> _YOUR TASK_: Give the data a second time, exactly and in full.

--- Start EXCERPTED DATA ---

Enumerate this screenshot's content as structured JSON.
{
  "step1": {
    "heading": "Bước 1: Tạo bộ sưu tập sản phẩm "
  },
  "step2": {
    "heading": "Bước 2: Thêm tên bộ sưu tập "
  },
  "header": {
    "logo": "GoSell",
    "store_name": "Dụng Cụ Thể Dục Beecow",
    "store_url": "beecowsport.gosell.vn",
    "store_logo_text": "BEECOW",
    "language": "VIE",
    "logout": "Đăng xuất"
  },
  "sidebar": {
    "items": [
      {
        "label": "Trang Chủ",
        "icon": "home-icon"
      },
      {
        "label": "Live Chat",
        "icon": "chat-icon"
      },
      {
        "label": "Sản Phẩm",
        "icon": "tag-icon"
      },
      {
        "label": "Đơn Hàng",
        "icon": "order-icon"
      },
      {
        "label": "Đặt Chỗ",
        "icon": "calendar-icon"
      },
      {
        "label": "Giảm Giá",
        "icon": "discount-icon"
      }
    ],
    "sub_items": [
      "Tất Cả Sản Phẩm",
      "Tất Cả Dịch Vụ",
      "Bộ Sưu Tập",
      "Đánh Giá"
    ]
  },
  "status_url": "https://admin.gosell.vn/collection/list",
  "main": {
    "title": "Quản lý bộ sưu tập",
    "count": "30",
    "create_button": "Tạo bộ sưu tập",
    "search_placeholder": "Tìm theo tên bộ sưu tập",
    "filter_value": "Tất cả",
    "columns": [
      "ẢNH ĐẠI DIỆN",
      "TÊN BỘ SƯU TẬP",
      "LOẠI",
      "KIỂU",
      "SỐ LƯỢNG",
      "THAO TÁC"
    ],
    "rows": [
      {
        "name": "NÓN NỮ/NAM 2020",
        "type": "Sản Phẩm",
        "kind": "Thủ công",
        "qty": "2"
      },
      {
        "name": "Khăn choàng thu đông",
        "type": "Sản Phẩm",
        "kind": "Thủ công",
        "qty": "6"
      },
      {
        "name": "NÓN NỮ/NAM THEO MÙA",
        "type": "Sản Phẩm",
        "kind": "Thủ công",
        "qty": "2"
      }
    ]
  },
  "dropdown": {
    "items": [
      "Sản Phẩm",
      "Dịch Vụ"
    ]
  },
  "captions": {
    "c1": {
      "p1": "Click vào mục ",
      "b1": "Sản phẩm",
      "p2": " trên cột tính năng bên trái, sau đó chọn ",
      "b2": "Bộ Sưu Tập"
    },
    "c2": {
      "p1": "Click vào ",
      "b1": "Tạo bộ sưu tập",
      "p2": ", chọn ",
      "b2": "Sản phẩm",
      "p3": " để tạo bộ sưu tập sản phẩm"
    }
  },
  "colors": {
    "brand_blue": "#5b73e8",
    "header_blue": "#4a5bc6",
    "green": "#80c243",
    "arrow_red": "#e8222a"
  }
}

--- End EXCERPTED DATA ---

> _RESPONSE BELOW_:
Enumerate this screenshot's content as structured JSON.
{
  "step1": {
    "heading": "Bước 1: Tạo bộ sưu tập sản phẩm "
  },
  "step2": {
    "heading": "Bước 2: Thêm tên bộ sưu tập "
  },
  "header": {
    "logo": "GoSell",
    "store_name": "Dụng Cụ Thể Dục Beecow",
    "store_url": "beecowsport.gosell.vn",
    "store_logo_text": "BEECOW",
    "language": "VIE",
    "logout": "Đăng xuất"
  },
  "sidebar": {
    "items": [
      {
        "label": "Trang Chủ",
        "icon": "home-icon"
      },
      {
        "label": "Live Chat",
        "icon": "chat-icon"
      },
      {
        "label": "Sản Phẩm",
        "icon": "tag-icon"
      },
      {
        "label": "Đơn Hàng",
        "icon": "order-icon"
      },
      {
        "label": "Đặt Chỗ",
        "icon": "calendar-icon"
      },
      {
        "label": "Giảm Giá",
        "icon": "discount-icon"
      }
    ],
    "sub_items": [
      "Tất Cả Sản Phẩm",
      "Tất Cả Dịch Vụ",
      "Bộ Sưu Tập",
      "Đánh Giá"
    ]
  },
  "status_url": "https://admin.gosell.vn/collection/list",
  "main": {
    "title": "Quản lý bộ sưu tập",
    "count": "30",
    "create_button": "Tạo bộ sưu tập",
    "search_placeholder": "Tìm theo tên bộ sưu tập",
    "filter_value": "Tất cả",
    "columns": [
      "ẢNH ĐẠI DIỆN",
      "TÊN BỘ SƯU TẬP",
      "LOẠI",
      "KIỂU",
      "SỐ LƯỢNG",
      "THAO TÁC"
    ],
    "rows": [
      {
        "name": "NÓN NỮ/NAM 2020",
        "type": "Sản Phẩm",
        "kind": "Thủ công",
        "qty": "2"
      },
      {
        "name": "Khăn choàng thu đông",
        "type": "Sản Phẩm",
        "kind": "Thủ công",
        "qty": "6"
      },
      {
        "name": "NÓN NỮ/NAM THEO MÙA",
        "type": "Sản Phẩm",
        "kind": "Thủ công",
        "qty": "2"
      }
    ]
  },
  "dropdown": {
    "items": [
      "Sản Phẩm",
      "Dịch Vụ"
    ]
  },
  "captions": {
    "c1": {
      "p1": "Click vào mục ",
      "b1": "Sản phẩm",
      "p2": " trên cột tính năng bên trái, sau đó chọn ",
      "b2": "Bộ Sưu Tập"
    },
    "c2": {
      "p1": "Click vào ",
      "b1": "Tạo bộ sưu tập",
      "p2": ", chọn ",
      "b2": "Sản phẩm",
      "p3": " để tạo bộ sưu tập sản phẩm"
    }
  },
  "colors": {
    "brand_blue": "#5b73e8",
    "header_blue": "#4a5bc6",
    "green": "#80c243",
    "arrow_red": "#e8222a"
  }
}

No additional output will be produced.